(EXERCISE)
Collect the lines of the entries where "populates" shows up.

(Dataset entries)
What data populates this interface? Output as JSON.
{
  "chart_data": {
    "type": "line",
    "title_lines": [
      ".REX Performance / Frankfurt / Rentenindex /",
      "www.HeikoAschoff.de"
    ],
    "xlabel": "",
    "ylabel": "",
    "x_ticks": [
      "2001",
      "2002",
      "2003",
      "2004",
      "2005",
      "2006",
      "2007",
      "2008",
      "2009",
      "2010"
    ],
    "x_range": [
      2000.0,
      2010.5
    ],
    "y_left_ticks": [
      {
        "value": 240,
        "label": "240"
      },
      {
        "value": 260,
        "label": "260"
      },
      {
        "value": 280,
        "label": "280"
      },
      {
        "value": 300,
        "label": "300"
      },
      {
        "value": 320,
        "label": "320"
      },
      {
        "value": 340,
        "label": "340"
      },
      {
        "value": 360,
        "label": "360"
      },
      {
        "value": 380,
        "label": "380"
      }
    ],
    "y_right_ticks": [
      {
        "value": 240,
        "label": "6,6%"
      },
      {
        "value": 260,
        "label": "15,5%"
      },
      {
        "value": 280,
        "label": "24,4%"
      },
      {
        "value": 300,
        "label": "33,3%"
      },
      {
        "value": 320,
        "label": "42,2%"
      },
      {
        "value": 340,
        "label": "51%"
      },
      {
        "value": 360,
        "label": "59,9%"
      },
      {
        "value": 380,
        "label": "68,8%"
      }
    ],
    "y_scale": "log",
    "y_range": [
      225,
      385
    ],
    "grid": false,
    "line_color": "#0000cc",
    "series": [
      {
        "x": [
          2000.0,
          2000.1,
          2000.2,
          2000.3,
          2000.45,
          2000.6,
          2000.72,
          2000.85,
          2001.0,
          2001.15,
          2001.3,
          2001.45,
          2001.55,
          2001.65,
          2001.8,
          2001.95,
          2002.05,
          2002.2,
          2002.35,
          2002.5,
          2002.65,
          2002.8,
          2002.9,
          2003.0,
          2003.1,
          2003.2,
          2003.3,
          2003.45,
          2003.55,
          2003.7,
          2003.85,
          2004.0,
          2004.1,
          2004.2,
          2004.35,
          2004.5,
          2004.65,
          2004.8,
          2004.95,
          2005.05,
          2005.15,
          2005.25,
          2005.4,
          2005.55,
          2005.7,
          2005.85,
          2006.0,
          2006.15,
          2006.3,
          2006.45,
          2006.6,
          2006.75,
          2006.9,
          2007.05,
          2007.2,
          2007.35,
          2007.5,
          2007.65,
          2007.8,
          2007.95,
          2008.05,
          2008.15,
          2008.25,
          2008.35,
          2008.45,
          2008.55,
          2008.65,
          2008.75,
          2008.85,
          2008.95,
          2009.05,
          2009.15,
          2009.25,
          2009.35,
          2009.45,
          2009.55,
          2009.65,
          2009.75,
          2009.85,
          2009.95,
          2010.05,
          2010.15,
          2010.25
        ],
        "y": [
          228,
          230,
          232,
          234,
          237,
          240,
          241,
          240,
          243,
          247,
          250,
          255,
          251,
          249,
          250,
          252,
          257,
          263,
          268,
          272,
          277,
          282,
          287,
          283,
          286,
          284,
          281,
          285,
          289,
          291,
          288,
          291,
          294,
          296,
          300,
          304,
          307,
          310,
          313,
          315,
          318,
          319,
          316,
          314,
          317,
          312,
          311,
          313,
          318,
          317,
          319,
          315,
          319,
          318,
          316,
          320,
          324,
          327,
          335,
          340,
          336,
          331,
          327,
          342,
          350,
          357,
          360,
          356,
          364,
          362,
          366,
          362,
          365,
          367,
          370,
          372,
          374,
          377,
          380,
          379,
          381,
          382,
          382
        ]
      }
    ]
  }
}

* * *

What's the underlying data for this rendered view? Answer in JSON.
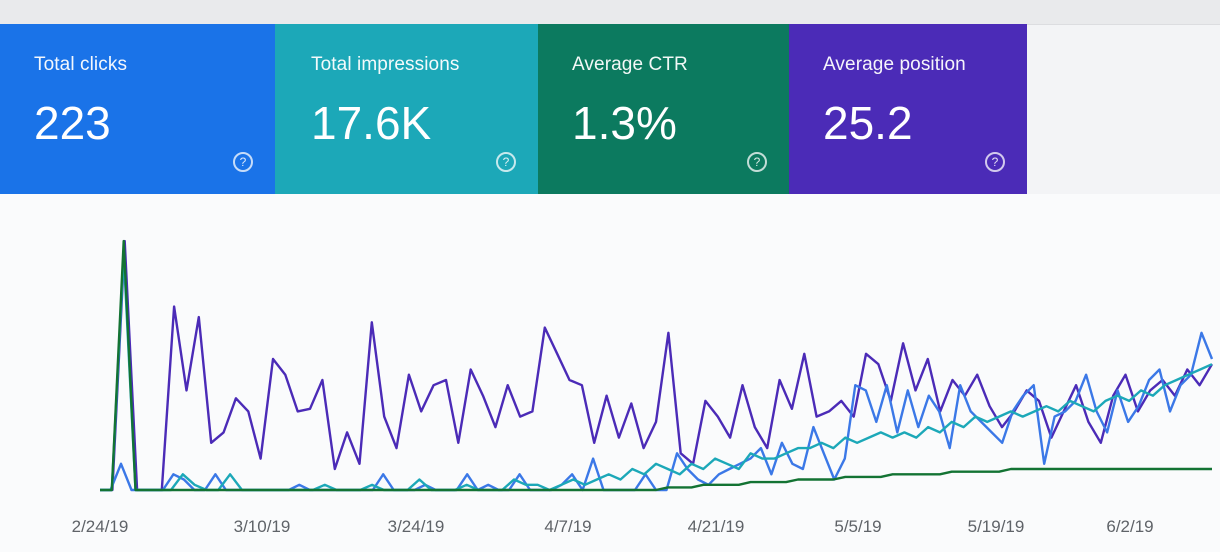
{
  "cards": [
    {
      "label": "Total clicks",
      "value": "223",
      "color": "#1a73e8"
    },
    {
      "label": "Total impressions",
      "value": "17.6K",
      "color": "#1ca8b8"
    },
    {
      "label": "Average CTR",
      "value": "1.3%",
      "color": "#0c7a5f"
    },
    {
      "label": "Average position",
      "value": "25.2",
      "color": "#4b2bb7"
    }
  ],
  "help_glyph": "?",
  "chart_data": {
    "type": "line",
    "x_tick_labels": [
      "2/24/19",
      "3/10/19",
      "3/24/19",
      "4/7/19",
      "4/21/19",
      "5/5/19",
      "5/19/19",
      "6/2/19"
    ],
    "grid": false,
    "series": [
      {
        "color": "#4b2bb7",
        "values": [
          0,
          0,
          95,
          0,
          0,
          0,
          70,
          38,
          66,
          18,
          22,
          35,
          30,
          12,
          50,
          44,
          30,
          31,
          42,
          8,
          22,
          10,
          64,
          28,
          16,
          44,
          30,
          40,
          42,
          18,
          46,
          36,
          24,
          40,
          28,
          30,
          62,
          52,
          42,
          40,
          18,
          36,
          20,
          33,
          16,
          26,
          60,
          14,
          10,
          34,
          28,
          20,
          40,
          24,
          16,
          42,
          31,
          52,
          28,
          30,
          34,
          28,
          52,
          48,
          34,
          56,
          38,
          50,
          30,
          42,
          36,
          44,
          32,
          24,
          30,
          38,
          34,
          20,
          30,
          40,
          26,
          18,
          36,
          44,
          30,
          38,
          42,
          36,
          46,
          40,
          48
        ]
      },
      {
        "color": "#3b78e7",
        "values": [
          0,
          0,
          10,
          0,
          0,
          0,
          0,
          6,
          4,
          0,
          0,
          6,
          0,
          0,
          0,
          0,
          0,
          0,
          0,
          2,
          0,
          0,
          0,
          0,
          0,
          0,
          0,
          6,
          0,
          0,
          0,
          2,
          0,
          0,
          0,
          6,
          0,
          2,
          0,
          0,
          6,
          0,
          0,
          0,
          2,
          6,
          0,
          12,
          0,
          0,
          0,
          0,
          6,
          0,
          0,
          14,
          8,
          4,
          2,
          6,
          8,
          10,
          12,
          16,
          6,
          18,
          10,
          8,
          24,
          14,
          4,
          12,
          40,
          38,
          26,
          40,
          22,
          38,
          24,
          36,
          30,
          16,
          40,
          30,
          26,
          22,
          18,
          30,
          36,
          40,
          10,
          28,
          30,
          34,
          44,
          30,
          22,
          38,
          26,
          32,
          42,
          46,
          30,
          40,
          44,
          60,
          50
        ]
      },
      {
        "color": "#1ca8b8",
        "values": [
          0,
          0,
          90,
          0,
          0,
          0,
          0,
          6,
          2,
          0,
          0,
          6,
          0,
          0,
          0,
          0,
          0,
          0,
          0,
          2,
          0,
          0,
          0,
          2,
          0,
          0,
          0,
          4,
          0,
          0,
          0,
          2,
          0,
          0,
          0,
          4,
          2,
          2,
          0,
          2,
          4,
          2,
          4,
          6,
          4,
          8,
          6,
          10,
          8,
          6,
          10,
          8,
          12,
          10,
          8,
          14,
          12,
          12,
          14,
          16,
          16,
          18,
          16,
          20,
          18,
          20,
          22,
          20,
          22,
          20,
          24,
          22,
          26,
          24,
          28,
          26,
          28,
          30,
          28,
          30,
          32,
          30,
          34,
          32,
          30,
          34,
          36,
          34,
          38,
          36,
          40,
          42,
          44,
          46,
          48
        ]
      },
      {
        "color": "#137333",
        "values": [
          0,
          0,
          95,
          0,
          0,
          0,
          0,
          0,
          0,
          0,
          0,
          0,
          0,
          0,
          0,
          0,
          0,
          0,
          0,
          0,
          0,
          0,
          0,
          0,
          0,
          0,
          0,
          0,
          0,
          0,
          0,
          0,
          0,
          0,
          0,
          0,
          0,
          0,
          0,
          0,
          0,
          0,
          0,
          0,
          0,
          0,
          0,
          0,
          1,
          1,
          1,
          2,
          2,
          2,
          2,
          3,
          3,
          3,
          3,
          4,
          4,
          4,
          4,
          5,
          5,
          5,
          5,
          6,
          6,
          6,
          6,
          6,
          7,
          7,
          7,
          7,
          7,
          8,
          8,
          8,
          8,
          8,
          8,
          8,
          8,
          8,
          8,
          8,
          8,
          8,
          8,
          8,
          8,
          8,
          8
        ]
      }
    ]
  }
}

==

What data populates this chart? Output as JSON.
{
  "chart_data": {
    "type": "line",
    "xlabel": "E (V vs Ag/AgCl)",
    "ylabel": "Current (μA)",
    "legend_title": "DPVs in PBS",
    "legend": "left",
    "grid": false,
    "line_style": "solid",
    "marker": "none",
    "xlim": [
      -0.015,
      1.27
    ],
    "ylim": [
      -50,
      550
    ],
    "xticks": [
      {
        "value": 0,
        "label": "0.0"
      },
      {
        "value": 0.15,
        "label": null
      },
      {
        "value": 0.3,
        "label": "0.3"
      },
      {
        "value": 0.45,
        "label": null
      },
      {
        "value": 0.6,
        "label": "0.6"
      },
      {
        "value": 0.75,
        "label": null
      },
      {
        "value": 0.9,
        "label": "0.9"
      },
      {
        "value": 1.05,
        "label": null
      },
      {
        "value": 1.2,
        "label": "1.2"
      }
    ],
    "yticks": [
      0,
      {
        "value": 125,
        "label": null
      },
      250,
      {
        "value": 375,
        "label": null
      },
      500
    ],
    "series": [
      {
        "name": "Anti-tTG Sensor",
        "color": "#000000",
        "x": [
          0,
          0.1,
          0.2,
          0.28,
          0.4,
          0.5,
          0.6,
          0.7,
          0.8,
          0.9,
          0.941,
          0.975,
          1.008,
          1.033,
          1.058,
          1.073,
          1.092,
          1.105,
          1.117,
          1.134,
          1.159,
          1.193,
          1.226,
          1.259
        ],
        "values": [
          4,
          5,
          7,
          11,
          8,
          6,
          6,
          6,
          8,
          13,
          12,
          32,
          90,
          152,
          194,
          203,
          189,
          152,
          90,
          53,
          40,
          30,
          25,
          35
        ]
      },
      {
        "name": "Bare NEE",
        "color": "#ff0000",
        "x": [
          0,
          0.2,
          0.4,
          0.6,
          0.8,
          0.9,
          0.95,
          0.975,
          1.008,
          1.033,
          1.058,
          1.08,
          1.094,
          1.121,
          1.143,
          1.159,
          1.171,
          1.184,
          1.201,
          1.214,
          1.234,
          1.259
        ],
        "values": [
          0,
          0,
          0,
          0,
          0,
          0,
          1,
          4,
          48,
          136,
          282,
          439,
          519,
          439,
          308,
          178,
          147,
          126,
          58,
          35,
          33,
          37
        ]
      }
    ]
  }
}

(RESULT FOR THIS TASK)
What data populates this interface? Output as JSON.
What data populates this chart? Output as JSON.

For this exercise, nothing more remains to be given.